> EXERCISE REQUIREMENTS: Print the listing in its entirety and exactly, leaving out images.

-=-=-

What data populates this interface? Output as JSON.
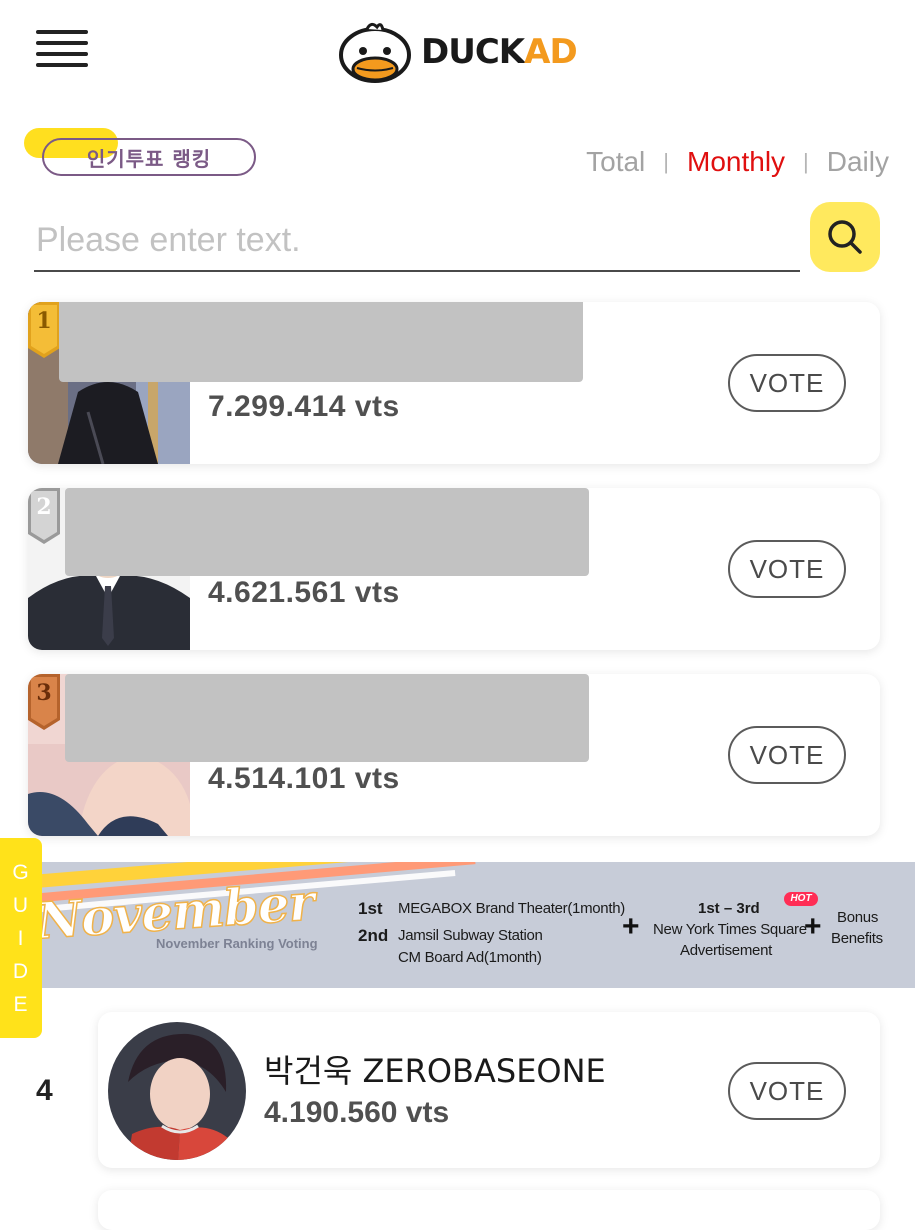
{
  "header": {
    "logo_duck": "DUCK",
    "logo_ad": "AD",
    "colors": {
      "logo_orange": "#f39a1e",
      "accent_yellow": "#ffe95e"
    }
  },
  "ranking": {
    "badge_label": "인기투표 랭킹",
    "tabs": [
      {
        "label": "Total",
        "active": false
      },
      {
        "label": "Monthly",
        "active": true
      },
      {
        "label": "Daily",
        "active": false
      }
    ],
    "tab_separator": "|"
  },
  "search": {
    "placeholder": "Please enter text.",
    "value": ""
  },
  "top_entries": [
    {
      "rank": "1",
      "votes": "7.299.414 vts",
      "vote_label": "VOTE",
      "medal": "gold"
    },
    {
      "rank": "2",
      "votes": "4.621.561 vts",
      "vote_label": "VOTE",
      "medal": "silver"
    },
    {
      "rank": "3",
      "votes": "4.514.101 vts",
      "vote_label": "VOTE",
      "medal": "bronze"
    }
  ],
  "banner": {
    "title": "November",
    "subtitle": "November Ranking Voting",
    "first_rank": "1st",
    "first_prize": "MEGABOX Brand Theater(1month)",
    "second_rank": "2nd",
    "second_prize_line1": "Jamsil Subway Station",
    "second_prize_line2": "CM Board Ad(1month)",
    "top3_rank": "1st – 3rd",
    "top3_badge": "HOT",
    "top3_prize_line1": "New York Times Square",
    "top3_prize_line2": "Advertisement",
    "bonus_line1": "Bonus",
    "bonus_line2": "Benefits",
    "plus": "+"
  },
  "guide": {
    "letters": [
      "G",
      "U",
      "I",
      "D",
      "E"
    ]
  },
  "list": [
    {
      "rank": "4",
      "name": "박건욱 ZEROBASEONE",
      "votes": "4.190.560 vts",
      "vote_label": "VOTE"
    }
  ]
}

-=-=-

> WORKED SOLUTION:
What data populates this interface? Output as JSON.
{
  "header": {
    "logo_duck": "DUCK",
    "logo_ad": "AD",
    "colors": {
      "logo_orange": "#f39a1e",
      "accent_yellow": "#ffe95e"
    }
  },
  "ranking": {
    "badge_label": "인기투표 랭킹",
    "tabs": [
      {
        "label": "Total",
        "active": false
      },
      {
        "label": "Monthly",
        "active": true
      },
      {
        "label": "Daily",
        "active": false
      }
    ],
    "tab_separator": "|"
  },
  "search": {
    "placeholder": "Please enter text.",
    "value": ""
  },
  "top_entries": [
    {
      "rank": "1",
      "votes": "7.299.414 vts",
      "vote_label": "VOTE",
      "medal": "gold"
    },
    {
      "rank": "2",
      "votes": "4.621.561 vts",
      "vote_label": "VOTE",
      "medal": "silver"
    },
    {
      "rank": "3",
      "votes": "4.514.101 vts",
      "vote_label": "VOTE",
      "medal": "bronze"
    }
  ],
  "banner": {
    "title": "November",
    "subtitle": "November Ranking Voting",
    "first_rank": "1st",
    "first_prize": "MEGABOX Brand Theater(1month)",
    "second_rank": "2nd",
    "second_prize_line1": "Jamsil Subway Station",
    "second_prize_line2": "CM Board Ad(1month)",
    "top3_rank": "1st – 3rd",
    "top3_badge": "HOT",
    "top3_prize_line1": "New York Times Square",
    "top3_prize_line2": "Advertisement",
    "bonus_line1": "Bonus",
    "bonus_line2": "Benefits",
    "plus": "+"
  },
  "guide": {
    "letters": [
      "G",
      "U",
      "I",
      "D",
      "E"
    ]
  },
  "list": [
    {
      "rank": "4",
      "name": "박건욱 ZEROBASEONE",
      "votes": "4.190.560 vts",
      "vote_label": "VOTE"
    }
  ]
}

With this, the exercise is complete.